[Element placement data]
+===+
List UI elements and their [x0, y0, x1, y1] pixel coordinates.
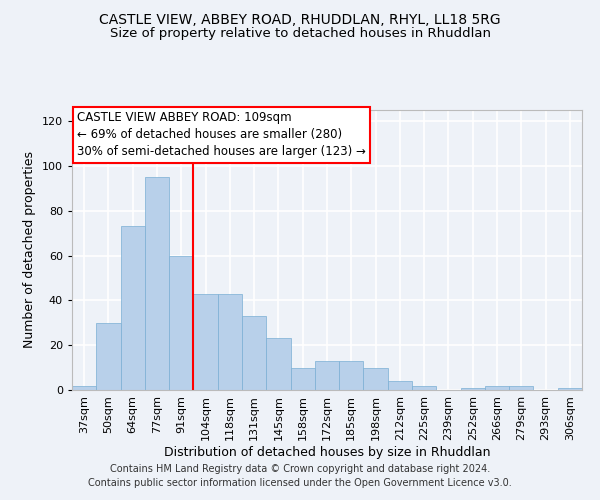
Bar	[558, 388, 582, 390]
Bar	[242, 316, 266, 390]
Text: Contains HM Land Registry data © Crown copyright and database right 2024.
Contai: Contains HM Land Registry data © Crown c…	[88, 464, 512, 487]
Bar	[193, 294, 218, 390]
Bar	[315, 361, 339, 390]
X-axis label: Distribution of detached houses by size in Rhuddlan: Distribution of detached houses by size …	[164, 446, 490, 458]
Bar	[72, 386, 96, 390]
Bar	[266, 338, 290, 390]
Bar	[290, 368, 315, 390]
Y-axis label: Number of detached properties: Number of detached properties	[23, 152, 36, 348]
Bar	[339, 361, 364, 390]
Bar	[169, 256, 193, 390]
Text: CASTLE VIEW, ABBEY ROAD, RHUDDLAN, RHYL, LL18 5RG: CASTLE VIEW, ABBEY ROAD, RHUDDLAN, RHYL,…	[99, 12, 501, 26]
Bar	[364, 368, 388, 390]
Bar	[509, 386, 533, 390]
Bar	[145, 177, 169, 390]
Bar	[121, 226, 145, 390]
Bar	[96, 323, 121, 390]
Bar	[218, 294, 242, 390]
Bar	[485, 386, 509, 390]
Bar	[388, 381, 412, 390]
Text: CASTLE VIEW ABBEY ROAD: 109sqm
← 69% of detached houses are smaller (280)
30% of: CASTLE VIEW ABBEY ROAD: 109sqm ← 69% of …	[77, 112, 366, 158]
Text: Size of property relative to detached houses in Rhuddlan: Size of property relative to detached ho…	[110, 28, 491, 40]
Bar	[412, 386, 436, 390]
Bar	[461, 388, 485, 390]
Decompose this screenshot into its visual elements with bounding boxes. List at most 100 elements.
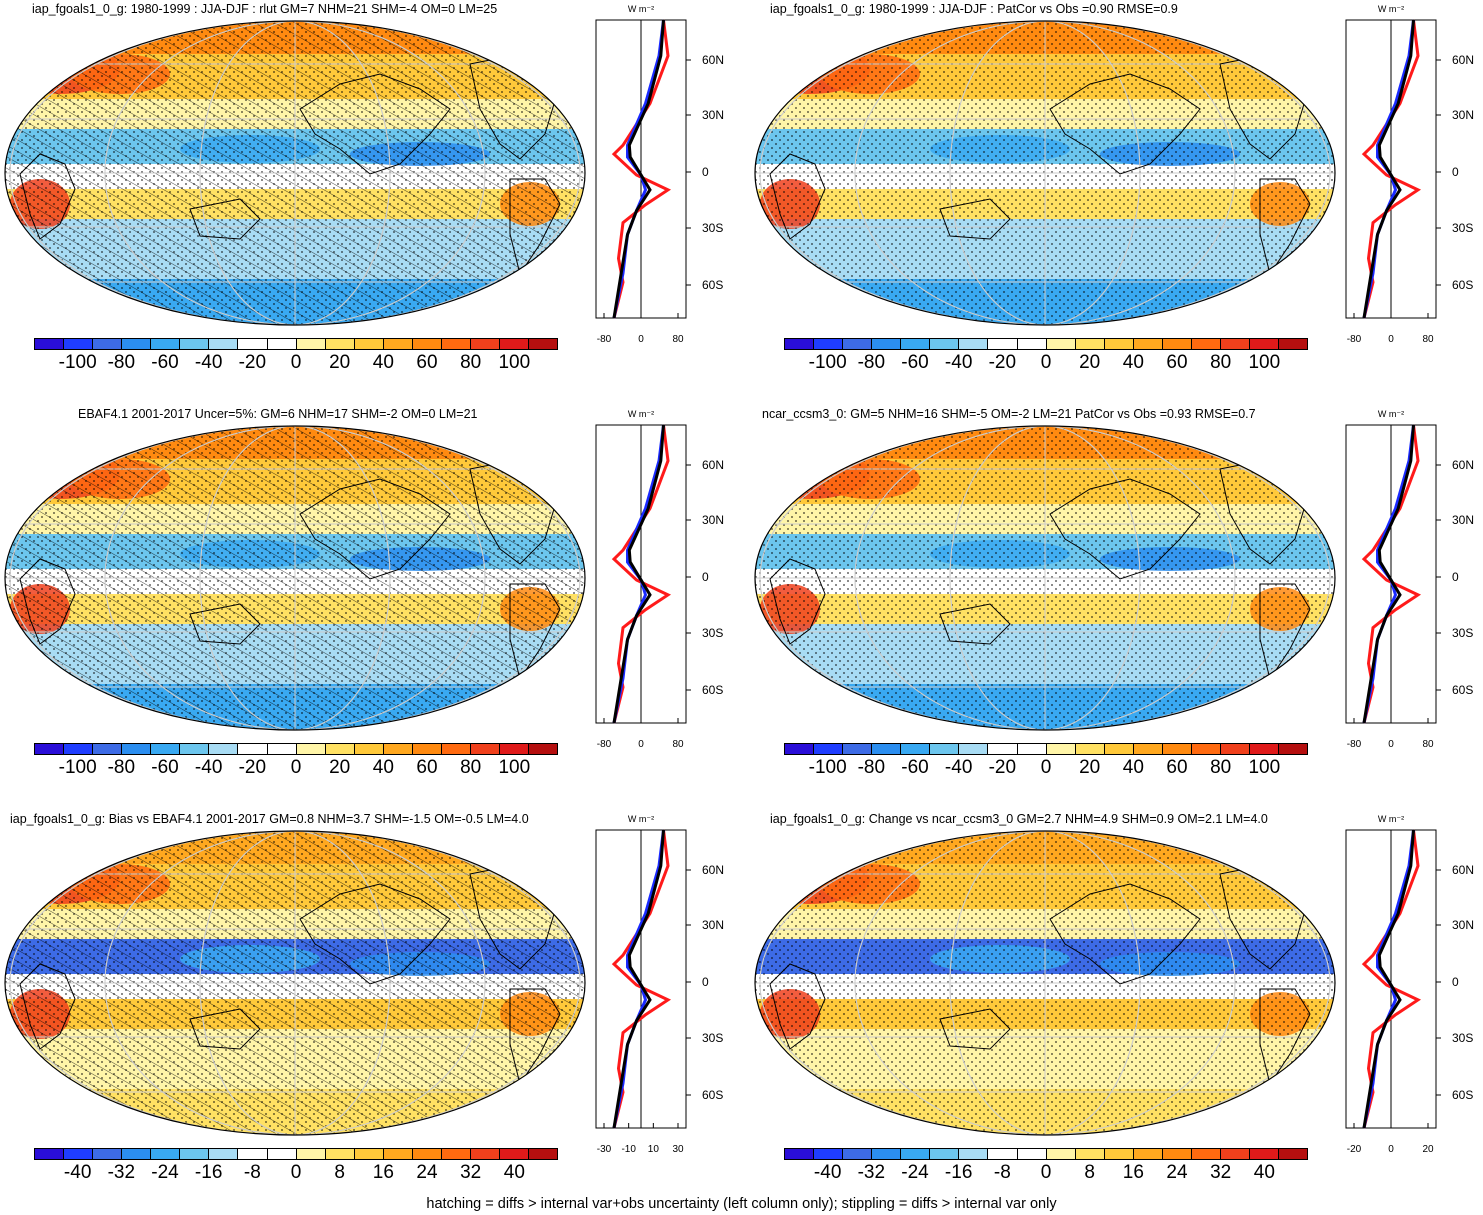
coastline — [189, 198, 261, 240]
colorbar-swatch — [441, 1149, 471, 1159]
zonal-x-label: -30 — [597, 1144, 612, 1155]
colorbar-tick-label: -100 — [58, 757, 97, 778]
lat-label: 30N — [702, 513, 724, 527]
colorbar-tick-label: -16 — [944, 1162, 973, 1183]
zonal-x-label: 30 — [672, 1144, 684, 1155]
colorbar-tick-label: -40 — [813, 1162, 842, 1183]
zonal-x-label: -20 — [1347, 1144, 1362, 1155]
colorbar-swatch — [843, 1149, 873, 1159]
zonal-x-label: 0 — [638, 739, 644, 750]
zonal-x-label: -80 — [597, 739, 612, 750]
robinson-map — [754, 425, 1336, 731]
coastline — [299, 478, 451, 580]
colorbar-swatch — [180, 1149, 210, 1159]
zonal-units-label: W m⁻² — [1378, 814, 1404, 824]
colorbar-swatch — [122, 339, 152, 349]
colorbar-swatch — [988, 1149, 1018, 1159]
zonal-units-label: W m⁻² — [628, 814, 654, 824]
panel-title: ncar_ccsm3_0: GM=5 NHM=16 SHM=-5 OM=-2 L… — [762, 407, 1256, 421]
colorbar-swatch — [354, 1149, 384, 1159]
colorbar-swatch — [1250, 744, 1280, 754]
colorbar-swatch — [209, 339, 239, 349]
colorbar-tick-label: 40 — [1122, 757, 1144, 778]
colorbar-swatch — [872, 1149, 902, 1159]
colorbar-swatch — [988, 339, 1018, 349]
coastline — [1049, 73, 1201, 175]
colorbar-tick-label: 100 — [1248, 757, 1281, 778]
colorbar-tick-label: 60 — [1166, 352, 1188, 373]
coastline — [769, 963, 826, 1050]
colorbar-swatch — [1017, 744, 1047, 754]
colorbar-swatch — [500, 339, 530, 349]
colorbar-swatch — [383, 744, 413, 754]
colorbar-swatch — [325, 1149, 355, 1159]
lat-label: 60N — [702, 863, 724, 877]
coastline — [189, 603, 261, 645]
colorbar-swatch — [383, 339, 413, 349]
colorbar-swatch — [64, 744, 94, 754]
colorbar-swatch — [1279, 1149, 1308, 1159]
coastline — [1049, 478, 1201, 580]
panel-title: iap_fgoals1_0_g: Bias vs EBAF4.1 2001-20… — [10, 812, 529, 826]
colorbar-swatch — [500, 1149, 530, 1159]
colorbar-tick-label: 8 — [1084, 1162, 1095, 1183]
coastline — [19, 153, 76, 240]
colorbar-swatch — [901, 339, 931, 349]
colorbar-tick-label: 80 — [460, 352, 482, 373]
coastline — [769, 558, 826, 645]
coastline — [939, 198, 1011, 240]
lat-label: 0 — [1452, 570, 1459, 584]
colorbar-swatch — [529, 744, 558, 754]
zonal-x-label: 0 — [1388, 739, 1394, 750]
zonal-units-label: W m⁻² — [628, 4, 654, 14]
coastline — [509, 178, 561, 276]
colorbar-swatch — [209, 1149, 239, 1159]
zonal-mean-plot: W m⁻² 60N 30N 0 30S 60S -80 0 80 — [1345, 409, 1474, 750]
colorbar-tick-label: -20 — [238, 757, 267, 778]
colorbar-tick-label: 60 — [416, 352, 438, 373]
coastline — [299, 73, 451, 175]
colorbar-swatch — [1191, 1149, 1221, 1159]
colorbar-tick-label: 80 — [1210, 757, 1232, 778]
colorbar-tick-label: 100 — [1248, 352, 1281, 373]
colorbar-tick-label: -40 — [63, 1162, 92, 1183]
zonal-x-label: 0 — [1388, 334, 1394, 345]
lat-label: 0 — [702, 570, 709, 584]
colorbar-swatch — [412, 339, 442, 349]
colorbar-tick-label: 0 — [1040, 757, 1052, 778]
zonal-mean-curve — [612, 19, 665, 319]
colorbar-swatch — [1220, 1149, 1250, 1159]
robinson-map — [4, 830, 586, 1136]
colorbar-tick-label: -40 — [194, 757, 223, 778]
colorbar-tick-label: -32 — [107, 1162, 136, 1183]
colorbar-swatch — [151, 744, 181, 754]
colorbar-swatch — [1162, 1149, 1192, 1159]
colorbar-swatch — [354, 744, 384, 754]
lat-label: 60N — [1452, 458, 1474, 472]
colorbar-swatch — [180, 744, 210, 754]
colorbar-swatch — [151, 1149, 181, 1159]
colorbar-tick-label: -24 — [901, 1162, 929, 1183]
zonal-mean-curve — [611, 19, 672, 319]
zonal-units-label: W m⁻² — [1378, 409, 1404, 419]
colorbar-tick-label: -80 — [107, 757, 136, 778]
robinson-map — [754, 20, 1336, 326]
zonal-mean-curve — [1362, 829, 1415, 1129]
colorbar-tick-label: -60 — [151, 352, 179, 373]
coastline — [1259, 988, 1311, 1086]
lat-label: 60N — [1452, 53, 1474, 67]
colorbar-swatch — [151, 339, 181, 349]
zonal-units-label: W m⁻² — [1378, 4, 1404, 14]
colorbar-tick-label: -80 — [107, 352, 136, 373]
colorbar — [34, 743, 558, 755]
zonal-x-label: 80 — [672, 334, 684, 345]
colorbar-swatch — [1104, 1149, 1134, 1159]
colorbar-swatch — [238, 1149, 268, 1159]
zonal-mean-curve — [611, 424, 672, 724]
zonal-mean-curve — [611, 829, 672, 1129]
lat-label: 60N — [702, 53, 724, 67]
colorbar-tick-label: 40 — [372, 757, 394, 778]
colorbar-swatch — [93, 1149, 123, 1159]
colorbar-tick-label: -100 — [808, 757, 847, 778]
robinson-map — [4, 425, 586, 731]
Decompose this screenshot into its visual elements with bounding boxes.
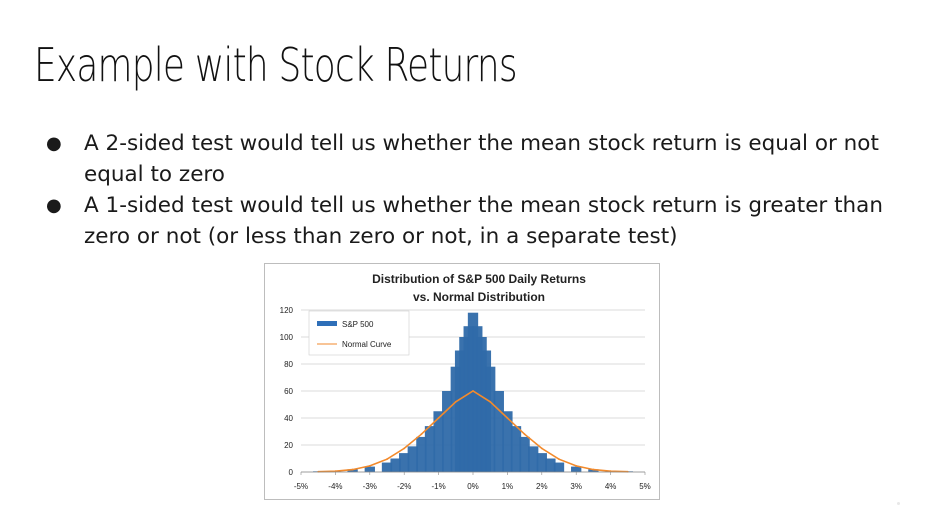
normal-curve-point bbox=[558, 458, 560, 461]
chart-frame: Distribution of S&P 500 Daily Returns vs… bbox=[264, 263, 660, 500]
normal-curve-point bbox=[592, 468, 595, 471]
sp500-bar bbox=[364, 466, 375, 472]
normal-curve-point bbox=[506, 417, 509, 419]
sp500-bar bbox=[424, 426, 436, 472]
sp500-bar bbox=[553, 462, 565, 472]
normal-curve-point bbox=[437, 417, 440, 419]
x-tick-label: 5% bbox=[639, 482, 651, 491]
sp500-bar bbox=[545, 458, 556, 472]
sp500-bar bbox=[433, 411, 444, 472]
x-tick-label: 2% bbox=[536, 482, 548, 491]
bullet-marker: ● bbox=[46, 195, 62, 216]
bullet-list: ● A 2-sided test would tell us whether t… bbox=[46, 128, 906, 252]
legend-label-normal: Normal Curve bbox=[342, 340, 392, 349]
sp500-bar bbox=[493, 391, 504, 472]
x-tick-label: 1% bbox=[502, 482, 514, 491]
slide-title: Example with Stock Returns bbox=[34, 38, 518, 92]
y-tick-label: 20 bbox=[284, 441, 293, 450]
normal-curve-point bbox=[351, 468, 354, 471]
normal-curve-point bbox=[523, 433, 526, 436]
chart-legend: S&P 500 Normal Curve bbox=[308, 310, 410, 356]
normal-curve-point bbox=[540, 447, 543, 450]
normal-curve-point bbox=[420, 433, 423, 436]
sp500-bar bbox=[442, 391, 453, 472]
x-tick-label: 0% bbox=[467, 482, 479, 491]
y-tick-label: 0 bbox=[289, 468, 294, 477]
y-tick-label: 40 bbox=[284, 414, 293, 423]
sp500-bar bbox=[510, 426, 522, 472]
sp500-bar bbox=[588, 469, 599, 472]
chart-title-line-2: vs. Normal Distribution bbox=[413, 290, 545, 304]
bullet-text: A 1-sided test would tell us whether the… bbox=[84, 193, 883, 249]
sp500-bar bbox=[519, 436, 530, 472]
bullet-marker: ● bbox=[46, 133, 62, 154]
legend-swatch-sp500 bbox=[317, 321, 337, 326]
bullet-item: ● A 1-sided test would tell us whether t… bbox=[46, 190, 906, 252]
y-tick-label: 60 bbox=[284, 387, 293, 396]
sp500-bar bbox=[399, 453, 410, 472]
x-tick-label: -1% bbox=[431, 482, 445, 491]
x-tick-label: 3% bbox=[570, 482, 582, 491]
sp500-bar bbox=[485, 366, 496, 472]
corner-dot bbox=[897, 502, 900, 505]
sp500-bar bbox=[381, 462, 393, 472]
y-tick-label: 80 bbox=[284, 360, 293, 369]
x-tick-label: 4% bbox=[605, 482, 617, 491]
x-tick-label: -2% bbox=[397, 482, 411, 491]
sp500-bar bbox=[347, 469, 358, 472]
legend-label-sp500: S&P 500 bbox=[342, 320, 374, 329]
sp500-bar bbox=[390, 458, 401, 472]
sp500-bar bbox=[416, 436, 427, 472]
bullet-text: A 2-sided test would tell us whether the… bbox=[84, 131, 879, 187]
normal-curve-point bbox=[489, 400, 492, 403]
legend-box bbox=[308, 310, 410, 356]
x-tick-label: -3% bbox=[363, 482, 377, 491]
bullet-item: ● A 2-sided test would tell us whether t… bbox=[46, 128, 906, 190]
sp500-bar bbox=[502, 411, 513, 472]
normal-curve-point bbox=[472, 390, 474, 392]
normal-curve-point bbox=[575, 465, 578, 467]
sp500-bar bbox=[571, 466, 582, 472]
chart-title-line-1: Distribution of S&P 500 Daily Returns bbox=[372, 272, 586, 286]
returns-histogram-chart: Distribution of S&P 500 Daily Returns vs… bbox=[280, 272, 651, 491]
sp500-bar bbox=[528, 446, 539, 472]
x-tick-label: -5% bbox=[294, 482, 308, 491]
y-tick-label: 120 bbox=[280, 306, 294, 315]
normal-curve-point bbox=[386, 458, 388, 461]
normal-curve-point bbox=[368, 465, 371, 467]
x-tick-label: -4% bbox=[328, 482, 342, 491]
sp500-bar bbox=[536, 453, 547, 472]
normal-curve-point bbox=[403, 447, 406, 450]
normal-curve-point bbox=[454, 400, 457, 403]
sp500-bar bbox=[407, 446, 418, 472]
y-tick-label: 100 bbox=[280, 333, 294, 342]
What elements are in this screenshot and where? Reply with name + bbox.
+===+
Print the lines of the records again without changes, starting at the line that contains "coastline — [189, 198, 261, 240]" and ending at the line that contains "coastline — [769, 963, 826, 1050]".

coastline — [189, 198, 261, 240]
colorbar-swatch — [441, 1149, 471, 1159]
zonal-x-label: -30 — [597, 1144, 612, 1155]
colorbar-tick-label: -100 — [58, 757, 97, 778]
lat-label: 30N — [702, 513, 724, 527]
colorbar-tick-label: -16 — [944, 1162, 973, 1183]
zonal-x-label: 30 — [672, 1144, 684, 1155]
colorbar-tick-label: -40 — [813, 1162, 842, 1183]
zonal-x-label: -20 — [1347, 1144, 1362, 1155]
colorbar-swatch — [843, 1149, 873, 1159]
zonal-x-label: 0 — [638, 739, 644, 750]
zonal-x-label: -80 — [597, 739, 612, 750]
robinson-map — [754, 425, 1336, 731]
coastline — [299, 478, 451, 580]
colorbar-swatch — [180, 1149, 210, 1159]
zonal-units-label: W m⁻² — [1378, 814, 1404, 824]
colorbar-swatch — [122, 339, 152, 349]
colorbar-swatch — [988, 1149, 1018, 1159]
zonal-units-label: W m⁻² — [628, 814, 654, 824]
panel-title: ncar_ccsm3_0: GM=5 NHM=16 SHM=-5 OM=-2 L… — [762, 407, 1256, 421]
colorbar-swatch — [354, 1149, 384, 1159]
colorbar-swatch — [1250, 744, 1280, 754]
colorbar-swatch — [209, 339, 239, 349]
colorbar-tick-label: 40 — [1122, 757, 1144, 778]
colorbar-swatch — [872, 1149, 902, 1159]
colorbar-swatch — [988, 339, 1018, 349]
coastline — [1049, 73, 1201, 175]
colorbar-tick-label: 100 — [1248, 757, 1281, 778]
colorbar-tick-label: 60 — [1166, 352, 1188, 373]
coastline — [769, 963, 826, 1050]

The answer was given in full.